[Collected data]

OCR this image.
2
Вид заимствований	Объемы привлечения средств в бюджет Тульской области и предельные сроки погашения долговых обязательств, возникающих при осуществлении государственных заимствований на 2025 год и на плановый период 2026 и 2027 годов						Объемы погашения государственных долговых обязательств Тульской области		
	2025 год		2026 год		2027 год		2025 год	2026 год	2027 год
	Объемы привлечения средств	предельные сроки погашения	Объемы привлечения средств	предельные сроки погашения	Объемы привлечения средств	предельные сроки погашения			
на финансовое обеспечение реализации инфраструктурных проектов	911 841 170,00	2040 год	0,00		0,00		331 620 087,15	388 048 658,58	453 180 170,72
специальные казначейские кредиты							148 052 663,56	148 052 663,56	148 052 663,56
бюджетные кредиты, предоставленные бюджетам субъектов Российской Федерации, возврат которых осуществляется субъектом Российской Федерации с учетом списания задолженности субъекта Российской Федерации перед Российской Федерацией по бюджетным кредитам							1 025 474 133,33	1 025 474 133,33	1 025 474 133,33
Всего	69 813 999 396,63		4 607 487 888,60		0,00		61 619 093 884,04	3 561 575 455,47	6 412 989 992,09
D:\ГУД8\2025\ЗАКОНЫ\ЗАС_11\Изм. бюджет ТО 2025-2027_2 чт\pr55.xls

# [Task instructions]
Extract every entry in the listing word for word.

# [Solution to this problem]
OCR this image.
2
Вид заимствований	Объемы привлечения средств в бюджет Тульской области и предельные сроки погашения долговых обязательств, возникающих при осуществлении государственных заимствований на 2025 год и на плановый период 2026 и 2027 годов						Объемы погашения государственных долговых обязательств Тульской области		
	2025 год		2026 год		2027 год		2025 год	2026 год	2027 год
	Объемы привлечения средств	предельные сроки погашения	Объемы привлечения средств	предельные сроки погашения	Объемы привлечения средств	предельные сроки погашения			
на финансовое обеспечение реализации инфраструктурных проектов	911 841 170,00	2040 год	0,00		0,00		331 620 087,15	388 048 658,58	453 180 170,72
специальные казначейские кредиты							148 052 663,56	148 052 663,56	148 052 663,56
бюджетные кредиты, предоставленные бюджетам субъектов Российской Федерации, возврат которых осуществляется субъектом Российской Федерации с учетом списания задолженности субъекта Российской Федерации перед Российской Федерацией по бюджетным кредитам							1 025 474 133,33	1 025 474 133,33	1 025 474 133,33
Всего	69 813 999 396,63		4 607 487 888,60		0,00		61 619 093 884,04	3 561 575 455,47	6 412 989 992,09
D:\ГУД8\2025\ЗАКОНЫ\ЗАС_11\Изм. бюджет ТО 2025-2027_2 чт\pr55.xls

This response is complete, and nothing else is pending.